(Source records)
begin

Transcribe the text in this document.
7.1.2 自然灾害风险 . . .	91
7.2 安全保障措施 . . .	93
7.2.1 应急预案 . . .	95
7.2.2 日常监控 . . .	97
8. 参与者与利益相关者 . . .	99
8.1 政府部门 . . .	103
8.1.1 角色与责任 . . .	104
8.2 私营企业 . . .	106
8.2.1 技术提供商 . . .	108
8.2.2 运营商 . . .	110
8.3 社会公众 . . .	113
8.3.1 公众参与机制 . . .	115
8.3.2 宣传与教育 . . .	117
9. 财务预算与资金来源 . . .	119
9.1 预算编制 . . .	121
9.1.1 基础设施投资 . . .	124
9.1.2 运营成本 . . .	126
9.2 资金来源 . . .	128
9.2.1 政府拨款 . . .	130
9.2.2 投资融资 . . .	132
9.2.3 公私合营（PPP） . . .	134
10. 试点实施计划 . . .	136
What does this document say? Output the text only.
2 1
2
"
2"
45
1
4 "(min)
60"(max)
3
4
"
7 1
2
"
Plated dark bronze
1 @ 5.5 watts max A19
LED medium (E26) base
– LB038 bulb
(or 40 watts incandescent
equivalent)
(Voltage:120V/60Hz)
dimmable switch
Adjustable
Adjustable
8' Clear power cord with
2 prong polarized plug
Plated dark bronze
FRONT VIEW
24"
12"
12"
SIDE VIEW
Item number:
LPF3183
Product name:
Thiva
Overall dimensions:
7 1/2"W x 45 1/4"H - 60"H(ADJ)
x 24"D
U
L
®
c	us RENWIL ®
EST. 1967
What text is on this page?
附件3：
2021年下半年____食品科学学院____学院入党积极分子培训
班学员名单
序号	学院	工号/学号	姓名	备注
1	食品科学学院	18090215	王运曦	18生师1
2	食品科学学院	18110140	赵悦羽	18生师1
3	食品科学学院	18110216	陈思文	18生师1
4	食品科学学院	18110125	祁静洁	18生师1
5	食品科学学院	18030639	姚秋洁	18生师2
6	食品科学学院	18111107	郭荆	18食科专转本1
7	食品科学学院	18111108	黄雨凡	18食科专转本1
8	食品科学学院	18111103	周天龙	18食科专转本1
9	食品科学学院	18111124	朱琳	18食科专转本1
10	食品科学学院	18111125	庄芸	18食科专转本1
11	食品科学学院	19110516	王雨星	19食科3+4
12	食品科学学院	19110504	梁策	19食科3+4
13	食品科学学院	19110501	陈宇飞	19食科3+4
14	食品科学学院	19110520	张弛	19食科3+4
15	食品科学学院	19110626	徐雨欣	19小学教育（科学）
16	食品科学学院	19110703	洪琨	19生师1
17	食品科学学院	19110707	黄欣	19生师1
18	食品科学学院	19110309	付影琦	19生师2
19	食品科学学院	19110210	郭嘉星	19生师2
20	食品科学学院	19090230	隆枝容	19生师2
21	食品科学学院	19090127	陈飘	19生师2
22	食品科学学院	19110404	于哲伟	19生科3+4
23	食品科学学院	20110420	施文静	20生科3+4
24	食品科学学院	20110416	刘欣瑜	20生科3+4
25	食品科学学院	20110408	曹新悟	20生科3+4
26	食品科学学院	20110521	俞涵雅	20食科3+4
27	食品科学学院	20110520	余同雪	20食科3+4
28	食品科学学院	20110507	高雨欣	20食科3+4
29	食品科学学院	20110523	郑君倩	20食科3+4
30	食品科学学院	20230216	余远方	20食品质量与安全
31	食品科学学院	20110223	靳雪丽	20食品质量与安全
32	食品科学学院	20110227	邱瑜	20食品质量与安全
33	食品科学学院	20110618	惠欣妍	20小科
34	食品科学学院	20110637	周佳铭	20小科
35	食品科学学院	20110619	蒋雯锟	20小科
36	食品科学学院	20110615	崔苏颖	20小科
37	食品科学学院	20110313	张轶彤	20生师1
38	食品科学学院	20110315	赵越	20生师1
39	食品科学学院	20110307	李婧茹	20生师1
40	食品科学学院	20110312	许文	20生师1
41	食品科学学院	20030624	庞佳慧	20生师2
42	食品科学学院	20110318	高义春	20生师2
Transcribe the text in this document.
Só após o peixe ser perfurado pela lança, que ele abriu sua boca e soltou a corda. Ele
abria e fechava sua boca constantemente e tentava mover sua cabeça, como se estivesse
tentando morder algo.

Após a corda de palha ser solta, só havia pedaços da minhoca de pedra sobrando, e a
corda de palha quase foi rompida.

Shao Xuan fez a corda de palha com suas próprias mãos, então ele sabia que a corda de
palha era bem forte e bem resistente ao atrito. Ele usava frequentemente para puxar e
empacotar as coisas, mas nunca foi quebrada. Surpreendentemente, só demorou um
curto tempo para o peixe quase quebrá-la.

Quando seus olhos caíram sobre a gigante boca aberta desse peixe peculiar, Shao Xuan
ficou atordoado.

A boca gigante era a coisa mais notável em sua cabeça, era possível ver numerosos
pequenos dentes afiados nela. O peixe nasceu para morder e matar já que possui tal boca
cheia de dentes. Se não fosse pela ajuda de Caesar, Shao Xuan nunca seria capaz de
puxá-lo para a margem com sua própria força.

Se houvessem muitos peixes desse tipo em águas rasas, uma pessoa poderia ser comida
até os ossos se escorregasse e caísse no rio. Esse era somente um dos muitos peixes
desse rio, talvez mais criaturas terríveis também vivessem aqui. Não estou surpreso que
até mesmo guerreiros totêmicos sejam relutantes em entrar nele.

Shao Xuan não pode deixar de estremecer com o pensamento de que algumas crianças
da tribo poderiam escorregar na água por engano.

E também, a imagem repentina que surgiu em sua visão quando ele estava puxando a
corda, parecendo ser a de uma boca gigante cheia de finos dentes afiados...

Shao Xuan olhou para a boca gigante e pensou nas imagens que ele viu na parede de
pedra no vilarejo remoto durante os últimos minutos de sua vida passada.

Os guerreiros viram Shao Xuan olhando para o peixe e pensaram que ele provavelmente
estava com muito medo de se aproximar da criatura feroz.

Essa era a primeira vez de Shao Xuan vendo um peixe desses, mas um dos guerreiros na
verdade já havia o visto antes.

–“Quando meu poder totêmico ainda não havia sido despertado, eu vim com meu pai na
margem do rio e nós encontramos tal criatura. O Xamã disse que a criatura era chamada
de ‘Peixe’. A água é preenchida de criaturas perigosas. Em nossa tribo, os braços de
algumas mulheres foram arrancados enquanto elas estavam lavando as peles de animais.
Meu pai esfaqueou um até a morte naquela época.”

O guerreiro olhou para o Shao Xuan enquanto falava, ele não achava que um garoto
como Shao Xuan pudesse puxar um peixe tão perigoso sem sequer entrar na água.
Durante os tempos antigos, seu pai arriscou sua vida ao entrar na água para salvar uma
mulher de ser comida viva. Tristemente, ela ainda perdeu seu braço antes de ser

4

end

## WRITTEN REQUEST
Reproduce the listing above verbatim, from first line to last.

## WRITTEN ANSWER
Transcribe the text in this document.
7.1.2 自然灾害风险 . . .	91
7.2 安全保障措施 . . .	93
7.2.1 应急预案 . . .	95
7.2.2 日常监控 . . .	97
8. 参与者与利益相关者 . . .	99
8.1 政府部门 . . .	103
8.1.1 角色与责任 . . .	104
8.2 私营企业 . . .	106
8.2.1 技术提供商 . . .	108
8.2.2 运营商 . . .	110
8.3 社会公众 . . .	113
8.3.1 公众参与机制 . . .	115
8.3.2 宣传与教育 . . .	117
9. 财务预算与资金来源 . . .	119
9.1 预算编制 . . .	121
9.1.1 基础设施投资 . . .	124
9.1.2 运营成本 . . .	126
9.2 资金来源 . . .	128
9.2.1 政府拨款 . . .	130
9.2.2 投资融资 . . .	132
9.2.3 公私合营（PPP） . . .	134
10. 试点实施计划 . . .	136
What does this document say? Output the text only.
2 1
2
"
2"
45
1
4 "(min)
60"(max)
3
4
"
7 1
2
"
Plated dark bronze
1 @ 5.5 watts max A19
LED medium (E26) base
– LB038 bulb
(or 40 watts incandescent
equivalent)
(Voltage:120V/60Hz)
dimmable switch
Adjustable
Adjustable
8' Clear power cord with
2 prong polarized plug
Plated dark bronze
FRONT VIEW
24"
12"
12"
SIDE VIEW
Item number:
LPF3183
Product name:
Thiva
Overall dimensions:
7 1/2"W x 45 1/4"H - 60"H(ADJ)
x 24"D
U
L
®
c	us RENWIL ®
EST. 1967
What text is on this page?
附件3：
2021年下半年____食品科学学院____学院入党积极分子培训
班学员名单
序号	学院	工号/学号	姓名	备注
1	食品科学学院	18090215	王运曦	18生师1
2	食品科学学院	18110140	赵悦羽	18生师1
3	食品科学学院	18110216	陈思文	18生师1
4	食品科学学院	18110125	祁静洁	18生师1
5	食品科学学院	18030639	姚秋洁	18生师2
6	食品科学学院	18111107	郭荆	18食科专转本1
7	食品科学学院	18111108	黄雨凡	18食科专转本1
8	食品科学学院	18111103	周天龙	18食科专转本1
9	食品科学学院	18111124	朱琳	18食科专转本1
10	食品科学学院	18111125	庄芸	18食科专转本1
11	食品科学学院	19110516	王雨星	19食科3+4
12	食品科学学院	19110504	梁策	19食科3+4
13	食品科学学院	19110501	陈宇飞	19食科3+4
14	食品科学学院	19110520	张弛	19食科3+4
15	食品科学学院	19110626	徐雨欣	19小学教育（科学）
16	食品科学学院	19110703	洪琨	19生师1
17	食品科学学院	19110707	黄欣	19生师1
18	食品科学学院	19110309	付影琦	19生师2
19	食品科学学院	19110210	郭嘉星	19生师2
20	食品科学学院	19090230	隆枝容	19生师2
21	食品科学学院	19090127	陈飘	19生师2
22	食品科学学院	19110404	于哲伟	19生科3+4
23	食品科学学院	20110420	施文静	20生科3+4
24	食品科学学院	20110416	刘欣瑜	20生科3+4
25	食品科学学院	20110408	曹新悟	20生科3+4
26	食品科学学院	20110521	俞涵雅	20食科3+4
27	食品科学学院	20110520	余同雪	20食科3+4
28	食品科学学院	20110507	高雨欣	20食科3+4
29	食品科学学院	20110523	郑君倩	20食科3+4
30	食品科学学院	20230216	余远方	20食品质量与安全
31	食品科学学院	20110223	靳雪丽	20食品质量与安全
32	食品科学学院	20110227	邱瑜	20食品质量与安全
33	食品科学学院	20110618	惠欣妍	20小科
34	食品科学学院	20110637	周佳铭	20小科
35	食品科学学院	20110619	蒋雯锟	20小科
36	食品科学学院	20110615	崔苏颖	20小科
37	食品科学学院	20110313	张轶彤	20生师1
38	食品科学学院	20110315	赵越	20生师1
39	食品科学学院	20110307	李婧茹	20生师1
40	食品科学学院	20110312	许文	20生师1
41	食品科学学院	20030624	庞佳慧	20生师2
42	食品科学学院	20110318	高义春	20生师2
Transcribe the text in this document.
Só após o peixe ser perfurado pela lança, que ele abriu sua boca e soltou a corda. Ele
abria e fechava sua boca constantemente e tentava mover sua cabeça, como se estivesse
tentando morder algo.

Após a corda de palha ser solta, só havia pedaços da minhoca de pedra sobrando, e a
corda de palha quase foi rompida.

Shao Xuan fez a corda de palha com suas próprias mãos, então ele sabia que a corda de
palha era bem forte e bem resistente ao atrito. Ele usava frequentemente para puxar e
empacotar as coisas, mas nunca foi quebrada. Surpreendentemente, só demorou um
curto tempo para o peixe quase quebrá-la.

Quando seus olhos caíram sobre a gigante boca aberta desse peixe peculiar, Shao Xuan
ficou atordoado.

A boca gigante era a coisa mais notável em sua cabeça, era possível ver numerosos
pequenos dentes afiados nela. O peixe nasceu para morder e matar já que possui tal boca
cheia de dentes. Se não fosse pela ajuda de Caesar, Shao Xuan nunca seria capaz de
puxá-lo para a margem com sua própria força.

Se houvessem muitos peixes desse tipo em águas rasas, uma pessoa poderia ser comida
até os ossos se escorregasse e caísse no rio. Esse era somente um dos muitos peixes
desse rio, talvez mais criaturas terríveis também vivessem aqui. Não estou surpreso que
até mesmo guerreiros totêmicos sejam relutantes em entrar nele.

Shao Xuan não pode deixar de estremecer com o pensamento de que algumas crianças
da tribo poderiam escorregar na água por engano.

E também, a imagem repentina que surgiu em sua visão quando ele estava puxando a
corda, parecendo ser a de uma boca gigante cheia de finos dentes afiados...

Shao Xuan olhou para a boca gigante e pensou nas imagens que ele viu na parede de
pedra no vilarejo remoto durante os últimos minutos de sua vida passada.

Os guerreiros viram Shao Xuan olhando para o peixe e pensaram que ele provavelmente
estava com muito medo de se aproximar da criatura feroz.

Essa era a primeira vez de Shao Xuan vendo um peixe desses, mas um dos guerreiros na
verdade já havia o visto antes.

–“Quando meu poder totêmico ainda não havia sido despertado, eu vim com meu pai na
margem do rio e nós encontramos tal criatura. O Xamã disse que a criatura era chamada
de ‘Peixe’. A água é preenchida de criaturas perigosas. Em nossa tribo, os braços de
algumas mulheres foram arrancados enquanto elas estavam lavando as peles de animais.
Meu pai esfaqueou um até a morte naquela época.”

O guerreiro olhou para o Shao Xuan enquanto falava, ele não achava que um garoto
como Shao Xuan pudesse puxar um peixe tão perigoso sem sequer entrar na água.
Durante os tempos antigos, seu pai arriscou sua vida ao entrar na água para salvar uma
mulher de ser comida viva. Tristemente, ela ainda perdeu seu braço antes de ser

4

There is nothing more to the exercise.